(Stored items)
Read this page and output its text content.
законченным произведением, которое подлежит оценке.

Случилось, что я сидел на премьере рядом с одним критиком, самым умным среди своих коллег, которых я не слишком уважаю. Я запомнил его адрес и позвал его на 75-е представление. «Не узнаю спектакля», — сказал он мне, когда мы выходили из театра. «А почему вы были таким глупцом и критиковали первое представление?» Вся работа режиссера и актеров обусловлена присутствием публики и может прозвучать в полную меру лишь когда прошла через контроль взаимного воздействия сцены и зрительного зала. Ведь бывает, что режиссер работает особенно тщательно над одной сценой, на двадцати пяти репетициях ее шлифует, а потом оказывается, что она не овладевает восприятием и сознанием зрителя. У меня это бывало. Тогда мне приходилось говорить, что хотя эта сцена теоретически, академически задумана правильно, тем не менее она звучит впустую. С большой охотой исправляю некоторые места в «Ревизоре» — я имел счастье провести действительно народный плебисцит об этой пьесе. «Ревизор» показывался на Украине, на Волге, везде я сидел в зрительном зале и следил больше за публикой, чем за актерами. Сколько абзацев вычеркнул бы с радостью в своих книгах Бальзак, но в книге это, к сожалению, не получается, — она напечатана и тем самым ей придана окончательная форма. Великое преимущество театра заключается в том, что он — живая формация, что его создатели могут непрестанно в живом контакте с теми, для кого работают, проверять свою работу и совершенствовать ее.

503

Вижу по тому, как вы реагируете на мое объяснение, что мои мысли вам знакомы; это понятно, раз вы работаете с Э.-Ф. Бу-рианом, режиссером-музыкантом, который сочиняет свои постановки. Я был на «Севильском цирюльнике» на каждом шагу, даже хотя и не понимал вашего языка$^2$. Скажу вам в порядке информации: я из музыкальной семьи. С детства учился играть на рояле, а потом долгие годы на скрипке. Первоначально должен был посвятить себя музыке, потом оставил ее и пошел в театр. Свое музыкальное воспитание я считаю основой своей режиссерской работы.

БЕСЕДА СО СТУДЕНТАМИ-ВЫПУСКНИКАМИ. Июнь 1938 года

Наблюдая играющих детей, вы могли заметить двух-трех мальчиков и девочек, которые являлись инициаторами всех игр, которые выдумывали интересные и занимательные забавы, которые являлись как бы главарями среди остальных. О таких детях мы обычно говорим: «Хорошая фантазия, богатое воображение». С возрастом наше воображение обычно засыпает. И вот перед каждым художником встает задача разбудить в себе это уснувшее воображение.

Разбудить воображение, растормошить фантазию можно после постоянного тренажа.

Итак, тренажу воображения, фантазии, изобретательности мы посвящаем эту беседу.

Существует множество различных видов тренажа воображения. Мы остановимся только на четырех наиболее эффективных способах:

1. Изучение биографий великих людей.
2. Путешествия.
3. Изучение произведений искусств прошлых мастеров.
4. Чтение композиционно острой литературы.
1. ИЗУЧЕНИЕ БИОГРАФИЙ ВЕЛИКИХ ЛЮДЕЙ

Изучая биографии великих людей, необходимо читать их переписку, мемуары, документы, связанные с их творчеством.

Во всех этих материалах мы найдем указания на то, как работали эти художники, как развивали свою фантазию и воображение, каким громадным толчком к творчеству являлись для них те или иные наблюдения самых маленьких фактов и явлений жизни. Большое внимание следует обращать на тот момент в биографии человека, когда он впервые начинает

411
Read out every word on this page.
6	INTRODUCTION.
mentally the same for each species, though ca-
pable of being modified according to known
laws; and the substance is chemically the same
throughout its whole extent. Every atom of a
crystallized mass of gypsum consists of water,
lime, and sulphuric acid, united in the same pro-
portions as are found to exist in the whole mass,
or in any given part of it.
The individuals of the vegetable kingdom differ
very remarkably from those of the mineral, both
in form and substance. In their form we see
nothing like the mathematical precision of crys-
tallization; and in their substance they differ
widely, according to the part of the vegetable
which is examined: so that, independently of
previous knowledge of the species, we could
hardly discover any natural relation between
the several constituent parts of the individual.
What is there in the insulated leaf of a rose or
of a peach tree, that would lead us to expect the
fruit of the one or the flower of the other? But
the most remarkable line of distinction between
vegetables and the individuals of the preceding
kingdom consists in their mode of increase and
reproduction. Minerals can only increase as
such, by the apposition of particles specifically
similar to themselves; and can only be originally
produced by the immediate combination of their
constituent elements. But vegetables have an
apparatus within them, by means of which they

Work to do
Output every line above without altering anything.

Response to this exercise
Read this page and output its text content.
законченным произведением, которое подлежит оценке.

Случилось, что я сидел на премьере рядом с одним критиком, самым умным среди своих коллег, которых я не слишком уважаю. Я запомнил его адрес и позвал его на 75-е представление. «Не узнаю спектакля», — сказал он мне, когда мы выходили из театра. «А почему вы были таким глупцом и критиковали первое представление?» Вся работа режиссера и актеров обусловлена присутствием публики и может прозвучать в полную меру лишь когда прошла через контроль взаимного воздействия сцены и зрительного зала. Ведь бывает, что режиссер работает особенно тщательно над одной сценой, на двадцати пяти репетициях ее шлифует, а потом оказывается, что она не овладевает восприятием и сознанием зрителя. У меня это бывало. Тогда мне приходилось говорить, что хотя эта сцена теоретически, академически задумана правильно, тем не менее она звучит впустую. С большой охотой исправляю некоторые места в «Ревизоре» — я имел счастье провести действительно народный плебисцит об этой пьесе. «Ревизор» показывался на Украине, на Волге, везде я сидел в зрительном зале и следил больше за публикой, чем за актерами. Сколько абзацев вычеркнул бы с радостью в своих книгах Бальзак, но в книге это, к сожалению, не получается, — она напечатана и тем самым ей придана окончательная форма. Великое преимущество театра заключается в том, что он — живая формация, что его создатели могут непрестанно в живом контакте с теми, для кого работают, проверять свою работу и совершенствовать ее.

503

Вижу по тому, как вы реагируете на мое объяснение, что мои мысли вам знакомы; это понятно, раз вы работаете с Э.-Ф. Бу-рианом, режиссером-музыкантом, который сочиняет свои постановки. Я был на «Севильском цирюльнике» на каждом шагу, даже хотя и не понимал вашего языка$^2$. Скажу вам в порядке информации: я из музыкальной семьи. С детства учился играть на рояле, а потом долгие годы на скрипке. Первоначально должен был посвятить себя музыке, потом оставил ее и пошел в театр. Свое музыкальное воспитание я считаю основой своей режиссерской работы.

БЕСЕДА СО СТУДЕНТАМИ-ВЫПУСКНИКАМИ. Июнь 1938 года

Наблюдая играющих детей, вы могли заметить двух-трех мальчиков и девочек, которые являлись инициаторами всех игр, которые выдумывали интересные и занимательные забавы, которые являлись как бы главарями среди остальных. О таких детях мы обычно говорим: «Хорошая фантазия, богатое воображение». С возрастом наше воображение обычно засыпает. И вот перед каждым художником встает задача разбудить в себе это уснувшее воображение.

Разбудить воображение, растормошить фантазию можно после постоянного тренажа.

Итак, тренажу воображения, фантазии, изобретательности мы посвящаем эту беседу.

Существует множество различных видов тренажа воображения. Мы остановимся только на четырех наиболее эффективных способах:

1. Изучение биографий великих людей.
2. Путешествия.
3. Изучение произведений искусств прошлых мастеров.
4. Чтение композиционно острой литературы.
1. ИЗУЧЕНИЕ БИОГРАФИЙ ВЕЛИКИХ ЛЮДЕЙ

Изучая биографии великих людей, необходимо читать их переписку, мемуары, документы, связанные с их творчеством.

Во всех этих материалах мы найдем указания на то, как работали эти художники, как развивали свою фантазию и воображение, каким громадным толчком к творчеству являлись для них те или иные наблюдения самых маленьких фактов и явлений жизни. Большое внимание следует обращать на тот момент в биографии человека, когда он впервые начинает

411
Read out every word on this page.
6	INTRODUCTION.
mentally the same for each species, though ca-
pable of being modified according to known
laws; and the substance is chemically the same
throughout its whole extent. Every atom of a
crystallized mass of gypsum consists of water,
lime, and sulphuric acid, united in the same pro-
portions as are found to exist in the whole mass,
or in any given part of it.
The individuals of the vegetable kingdom differ
very remarkably from those of the mineral, both
in form and substance. In their form we see
nothing like the mathematical precision of crys-
tallization; and in their substance they differ
widely, according to the part of the vegetable
which is examined: so that, independently of
previous knowledge of the species, we could
hardly discover any natural relation between
the several constituent parts of the individual.
What is there in the insulated leaf of a rose or
of a peach tree, that would lead us to expect the
fruit of the one or the flower of the other? But
the most remarkable line of distinction between
vegetables and the individuals of the preceding
kingdom consists in their mode of increase and
reproduction. Minerals can only increase as
such, by the apposition of particles specifically
similar to themselves; and can only be originally
produced by the immediate combination of their
constituent elements. But vegetables have an
apparatus within them, by means of which they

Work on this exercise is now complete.